* _WHAT IS REQUIRED_
Skip the images and return the records below exactly.

* Begin DATA SHOWN *

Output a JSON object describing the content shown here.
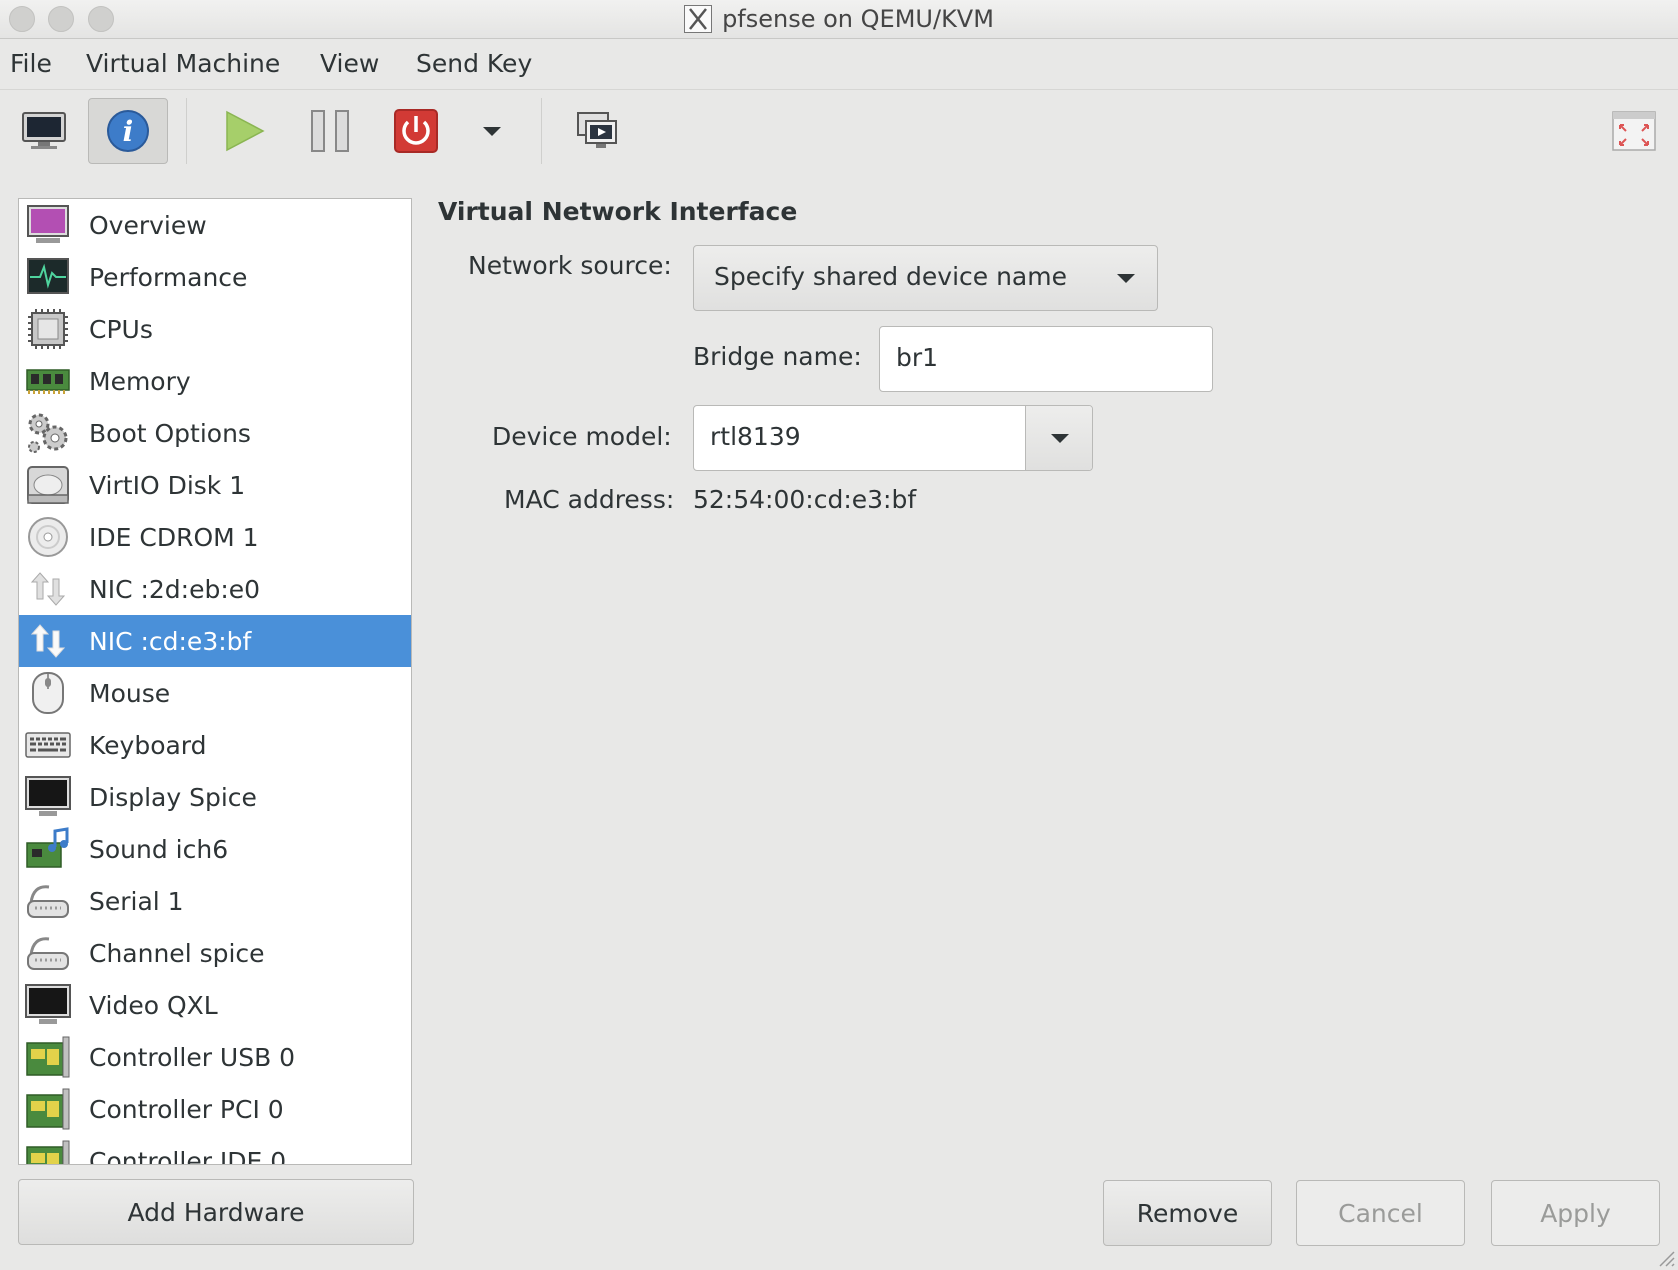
{
  "window": {
    "title": "pfsense on QEMU/KVM"
  },
  "menu": {
    "items": [
      "File",
      "Virtual Machine",
      "View",
      "Send Key"
    ]
  },
  "toolbar": {
    "buttons": [
      "console-icon",
      "info-icon",
      "play-icon",
      "pause-icon",
      "power-icon",
      "dropdown-icon",
      "snapshot-icon",
      "fullscreen-icon"
    ],
    "active": "info-icon"
  },
  "hardware": {
    "items": [
      {
        "label": "Overview",
        "icon": "overview-icon"
      },
      {
        "label": "Performance",
        "icon": "performance-icon"
      },
      {
        "label": "CPUs",
        "icon": "cpu-icon"
      },
      {
        "label": "Memory",
        "icon": "memory-icon"
      },
      {
        "label": "Boot Options",
        "icon": "gears-icon"
      },
      {
        "label": "VirtIO Disk 1",
        "icon": "disk-icon"
      },
      {
        "label": "IDE CDROM 1",
        "icon": "cdrom-icon"
      },
      {
        "label": "NIC :2d:eb:e0",
        "icon": "nic-icon"
      },
      {
        "label": "NIC :cd:e3:bf",
        "icon": "nic-icon"
      },
      {
        "label": "Mouse",
        "icon": "mouse-icon"
      },
      {
        "label": "Keyboard",
        "icon": "keyboard-icon"
      },
      {
        "label": "Display Spice",
        "icon": "display-icon"
      },
      {
        "label": "Sound ich6",
        "icon": "sound-icon"
      },
      {
        "label": "Serial 1",
        "icon": "serial-icon"
      },
      {
        "label": "Channel spice",
        "icon": "channel-icon"
      },
      {
        "label": "Video QXL",
        "icon": "video-icon"
      },
      {
        "label": "Controller USB 0",
        "icon": "controller-icon"
      },
      {
        "label": "Controller PCI 0",
        "icon": "controller-icon"
      },
      {
        "label": "Controller IDE 0",
        "icon": "controller-icon"
      }
    ],
    "selected": "NIC :cd:e3:bf",
    "add_button": "Add Hardware"
  },
  "detail": {
    "section_title": "Virtual Network Interface",
    "network_source_label": "Network source:",
    "network_source_value": "Specify shared device name",
    "bridge_name_label": "Bridge name:",
    "bridge_name_value": "br1",
    "device_model_label": "Device model:",
    "device_model_value": "rtl8139",
    "mac_address_label": "MAC address:",
    "mac_address_value": "52:54:00:cd:e3:bf"
  },
  "buttons": {
    "remove": "Remove",
    "cancel": "Cancel",
    "apply": "Apply"
  },
  "colors": {
    "selection": "#4a90d9",
    "power_red": "#d23a35",
    "info_blue": "#3d7cc9",
    "play_green": "#a6cf6a"
  }
}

* End DATA SHOWN *

* _EXERCISE SOLUTION_
Output a JSON object describing the content shown here.
{
  "window": {
    "title": "pfsense on QEMU/KVM"
  },
  "menu": {
    "items": [
      "File",
      "Virtual Machine",
      "View",
      "Send Key"
    ]
  },
  "toolbar": {
    "buttons": [
      "console-icon",
      "info-icon",
      "play-icon",
      "pause-icon",
      "power-icon",
      "dropdown-icon",
      "snapshot-icon",
      "fullscreen-icon"
    ],
    "active": "info-icon"
  },
  "hardware": {
    "items": [
      {
        "label": "Overview",
        "icon": "overview-icon"
      },
      {
        "label": "Performance",
        "icon": "performance-icon"
      },
      {
        "label": "CPUs",
        "icon": "cpu-icon"
      },
      {
        "label": "Memory",
        "icon": "memory-icon"
      },
      {
        "label": "Boot Options",
        "icon": "gears-icon"
      },
      {
        "label": "VirtIO Disk 1",
        "icon": "disk-icon"
      },
      {
        "label": "IDE CDROM 1",
        "icon": "cdrom-icon"
      },
      {
        "label": "NIC :2d:eb:e0",
        "icon": "nic-icon"
      },
      {
        "label": "NIC :cd:e3:bf",
        "icon": "nic-icon"
      },
      {
        "label": "Mouse",
        "icon": "mouse-icon"
      },
      {
        "label": "Keyboard",
        "icon": "keyboard-icon"
      },
      {
        "label": "Display Spice",
        "icon": "display-icon"
      },
      {
        "label": "Sound ich6",
        "icon": "sound-icon"
      },
      {
        "label": "Serial 1",
        "icon": "serial-icon"
      },
      {
        "label": "Channel spice",
        "icon": "channel-icon"
      },
      {
        "label": "Video QXL",
        "icon": "video-icon"
      },
      {
        "label": "Controller USB 0",
        "icon": "controller-icon"
      },
      {
        "label": "Controller PCI 0",
        "icon": "controller-icon"
      },
      {
        "label": "Controller IDE 0",
        "icon": "controller-icon"
      }
    ],
    "selected": "NIC :cd:e3:bf",
    "add_button": "Add Hardware"
  },
  "detail": {
    "section_title": "Virtual Network Interface",
    "network_source_label": "Network source:",
    "network_source_value": "Specify shared device name",
    "bridge_name_label": "Bridge name:",
    "bridge_name_value": "br1",
    "device_model_label": "Device model:",
    "device_model_value": "rtl8139",
    "mac_address_label": "MAC address:",
    "mac_address_value": "52:54:00:cd:e3:bf"
  },
  "buttons": {
    "remove": "Remove",
    "cancel": "Cancel",
    "apply": "Apply"
  },
  "colors": {
    "selection": "#4a90d9",
    "power_red": "#d23a35",
    "info_blue": "#3d7cc9",
    "play_green": "#a6cf6a"
  }
}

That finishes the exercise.